Transcribe the records below in full; pictures stay out of the copy.

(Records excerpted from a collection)
— START —
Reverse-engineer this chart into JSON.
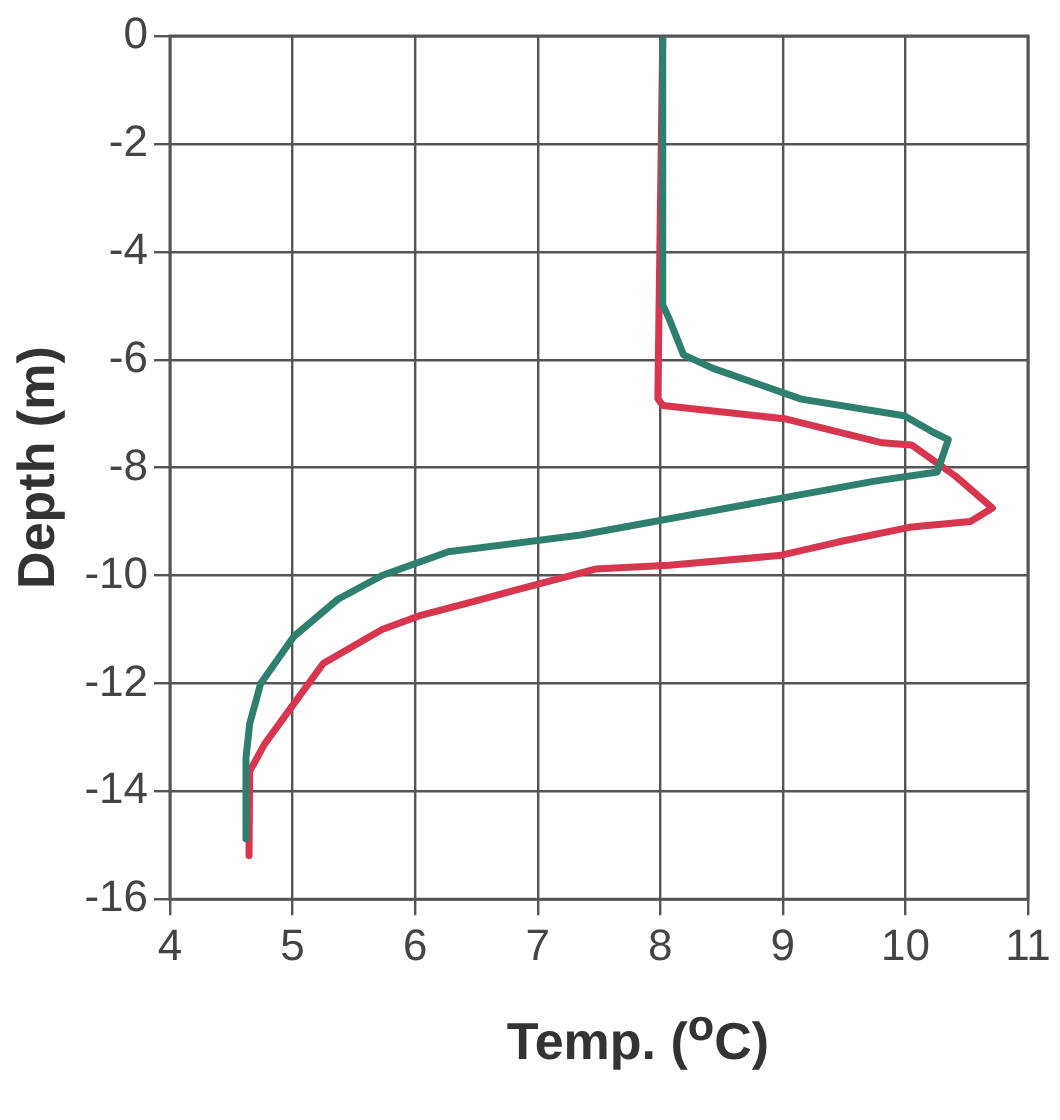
{
  "chart_data": {
    "type": "line",
    "xlabel": "Temp. ($^{o}$C)",
    "ylabel": "Depth (m)",
    "xlim": [
      4,
      11
    ],
    "xticks": [
      4,
      5,
      6,
      7,
      8,
      9,
      10,
      11
    ],
    "ylim": [
      -16,
      0
    ],
    "yticks": [
      -16,
      -14,
      -12,
      -10,
      -8,
      -6,
      -4,
      -2,
      0
    ],
    "grid": true,
    "legend": false,
    "marker": "none",
    "line_style": "solid",
    "series": [
      {
        "color": "#2e7f6e",
        "x": [
          8.02,
          8.02,
          8.07,
          8.19,
          8.43,
          9.15,
          9.99,
          10.23,
          10.35,
          10.26,
          9.75,
          8.55,
          7.35,
          6.27,
          5.73,
          5.37,
          5.01,
          4.74,
          4.65,
          4.62,
          4.62
        ],
        "values": [
          0,
          -4.98,
          -5.23,
          -5.91,
          -6.16,
          -6.73,
          -7.04,
          -7.35,
          -7.48,
          -8.08,
          -8.25,
          -8.75,
          -9.25,
          -9.56,
          -10.0,
          -10.44,
          -11.13,
          -12.0,
          -12.75,
          -13.38,
          -14.88
        ]
      },
      {
        "color": "#d8354e",
        "x": [
          8.02,
          7.98,
          8.02,
          9.03,
          9.81,
          10.05,
          10.41,
          10.71,
          10.53,
          10.05,
          9.45,
          8.97,
          8.07,
          7.47,
          7.05,
          6.45,
          6.03,
          5.73,
          5.25,
          5.01,
          4.77,
          4.65,
          4.64,
          4.65
        ],
        "values": [
          0,
          -6.72,
          -6.85,
          -7.1,
          -7.54,
          -7.58,
          -8.16,
          -8.75,
          -9.0,
          -9.1,
          -9.38,
          -9.63,
          -9.81,
          -9.88,
          -10.13,
          -10.5,
          -10.75,
          -11.0,
          -11.63,
          -12.38,
          -13.13,
          -13.63,
          -14.5,
          -15.19
        ]
      }
    ]
  }
}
— END —
Answer to this exercise »
Reverse-engineer this chart into JSON.
{
  "chart_data": {
    "type": "line",
    "xlabel": "Temp. ($^{o}$C)",
    "ylabel": "Depth (m)",
    "xlim": [
      4,
      11
    ],
    "xticks": [
      4,
      5,
      6,
      7,
      8,
      9,
      10,
      11
    ],
    "ylim": [
      -16,
      0
    ],
    "yticks": [
      -16,
      -14,
      -12,
      -10,
      -8,
      -6,
      -4,
      -2,
      0
    ],
    "grid": true,
    "legend": false,
    "marker": "none",
    "line_style": "solid",
    "series": [
      {
        "color": "#2e7f6e",
        "x": [
          8.02,
          8.02,
          8.07,
          8.19,
          8.43,
          9.15,
          9.99,
          10.23,
          10.35,
          10.26,
          9.75,
          8.55,
          7.35,
          6.27,
          5.73,
          5.37,
          5.01,
          4.74,
          4.65,
          4.62,
          4.62
        ],
        "values": [
          0,
          -4.98,
          -5.23,
          -5.91,
          -6.16,
          -6.73,
          -7.04,
          -7.35,
          -7.48,
          -8.08,
          -8.25,
          -8.75,
          -9.25,
          -9.56,
          -10.0,
          -10.44,
          -11.13,
          -12.0,
          -12.75,
          -13.38,
          -14.88
        ]
      },
      {
        "color": "#d8354e",
        "x": [
          8.02,
          7.98,
          8.02,
          9.03,
          9.81,
          10.05,
          10.41,
          10.71,
          10.53,
          10.05,
          9.45,
          8.97,
          8.07,
          7.47,
          7.05,
          6.45,
          6.03,
          5.73,
          5.25,
          5.01,
          4.77,
          4.65,
          4.64,
          4.65
        ],
        "values": [
          0,
          -6.72,
          -6.85,
          -7.1,
          -7.54,
          -7.58,
          -8.16,
          -8.75,
          -9.0,
          -9.1,
          -9.38,
          -9.63,
          -9.81,
          -9.88,
          -10.13,
          -10.5,
          -10.75,
          -11.0,
          -11.63,
          -12.38,
          -13.13,
          -13.63,
          -14.5,
          -15.19
        ]
      }
    ]
  }
}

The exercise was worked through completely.